布置任务
[A] 判断下列三项说法是否与爬取股票数据一文相符。每项回答"是"或"否",并原样引用文中起决定作用的词句。(i) 配置中让爬虫遵守 robots.txt 协议;(ii) 下载延时设为 0.5;(iii) spiders 目录下共有 2 个文件。
[B] 把爬取股票数据一文中的"进入spiders目录,在终端输入生成命令:"这句话译成英文。
[C] 接着爬取股票数据一文最后显示的内容往下续写。

节选文本
· · · · ·
爬取股票数据
系统:win10;
python:3.8.5;Anconda3;
直接在pycharm的terminal里初始化一个项目Stock_HK_SH:
scrapy startproject Stock_HK_SH
终端效果如下:
D:\SW_dvp\python\practice\Stock_HK_SH>scrapy startproject Stock_hk_SH
New Scrapy project 'Stock_hk_SH', using template directory 'C:\Users\Rechard\AppData\Roaming\Python\Python38\
site-packages\scrapy\templates\project', created in:
D:\SW_dvp\python\practice\Stock_HK_SH\Stock_hk_SH
You can start your first spider with:
cd Stock_hk_SH
scrapy genspider example example.com
# Obey robots.txt rules不遵守此协议
ROBOTSTXT_OBEY = False
#下载延时
DOWNLOAD_DELAY = 0.5
抓取目标链接:https://sc.hkexnews.hk/TuniS/www.hkexnews.hk/sdw/search/mutualmarket_c.aspx?t=sh&t=sh
进入spiders目录,在终端输入生成命令:
scrapy genspider Stock_hk_SH_spider
D:\SW_dvp\python\practice\Stock_HK_SH\Stock_hk_SH>cd Stock_hk_SH
D:\SW_dvp\python\practice\Stock_HK_SH\Stock_hk_SH\Stock_hk_SH>cd spiders
D:\SW_dvp\python\practice\Stock_HK_SH\Stock_hk_SH\Stock_hk_SH\spiders>
D:\SW_dvp\python\practice\Stock_HK_SH\Stock_hk_SH\Stock_hk_SH\spiders>scrapy genspider Stock_hk_SH_spider sc.
hkexnews.hk
Created spider 'Stock_hk_SH_spider' using template 'basic' in module:
Stock_hk_SH.spiders.Stock_hk_SH_spider
D:\SW_dvp\python\practice\Stock_HK_SH\Stock_hk_SH\Stock_hk_SH\spiders>dir
驱动器 D 中的卷是 新加卷
卷的序列号是 BE92-2BF3
D:\SW_dvp\python\practice\Stock_HK_SH\Stock_hk_SH\Stock_hk_SH\spiders 的目录
2020/08/07 21:55 .
2020/08/07 21:55 ..
2020/08/07 21:55 222 Stock_hk_SH_spider.py
2020/08/06 22:58 161 __init__.py
2020/08/07 21:55 __pycache__
2 个文件 383 字节
3 个目录 439,820,099,584 可用字节
D:\SW_dvp\python\practice\Stock_HK_SH\Stock_hk_SH\Stock_hk_SH\spiders>
pycharm目录下多了spiders文件:
修改前:
# Define here the models for your scraped items
#
# See documentation in:
# https://docs.scrapy.org/en/latest/topics/items.html
import scrapy
class DoubanItem(scrapy.Item):
# define the fields for your item here like:
# name = scrapy.Field()
· · · · ·
原始数据
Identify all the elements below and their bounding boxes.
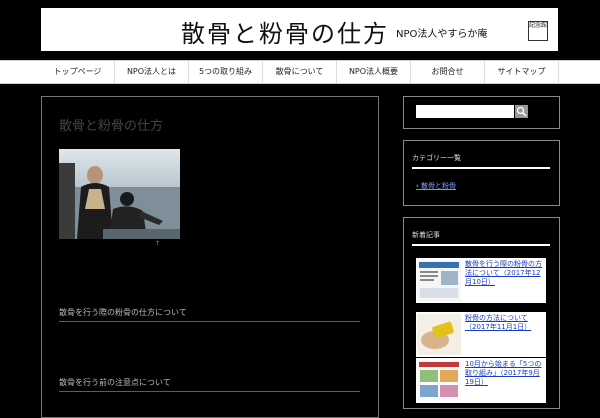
· · · · ·
逐题答案
[A]
(i) 否,"ROBOTSTXT_OBEY = False"
(ii) 是,"DOWNLOAD_DELAY = 0.5"
(iii) 是,"2 个文件 383 字节"

[B] Go into the spiders directory and enter the generation command in the terminal:

[C]
pass
修改后:
# Define here the models for your scraped items
#
# See documentation in:
# https://docs.scrapy.org/en/latest/topics/items.html
import scrapy
class StockHkShItem(scrapy.Item):
# define the fields for your item here like:
# name = scrapy.Field()
#股票代码
Stock_Code = scrapy.Field()
# 股票名称
Stock_Name = scrapy.Field()
# 持股份额
Stock_Sharehold = scrapy.Field()
# 持股比例(占流通股)
Stock_percent = scrapy.Field()
修改前:
import scrapy
class StockHkShSpiderSpider(scrapy.Spider):
name = 'Stock_hk_SH_spider'
allowed_domains = ['sc.hkexnews.hk']
start_urls = ['http://sc.hkexnews.hk/']
def parse(self, response):
pass
修改后:
import scrapy
class StockHkShSpiderSpider(scrapy.Spider):
## 爬虫的名称
name = 'Stock_hk_SH_spider'
## 爬虫允许抓取的域名
allowed_domains = ['sc.hkexnews.hk']
## 爬虫抓取数据地址,给调度器
start_urls = ['https://sc.hkexnews.hk/TuniS/www.hkexnews.hk/sdw/search/mutualmarket_c.aspx?t=sz']
def parse(self, response):
print(response.text)
打开终端, 在spiders文件路径下执行命令:scrapy crawl Stock_hk_SH_spider
尝试一下是否能抓取到东西(验证URL是正确的),看到有抓取到页面的数据,就是OK的;
是OK的;
我们需要打开网页,F12打开页面调试窗口,在网络(network)下,刷新页面,找到"mutualmarket_c.aspx?t=sh&t=sh",并点击它:
找到请求信息的消息头,里面有User-Agent信息: (复制它)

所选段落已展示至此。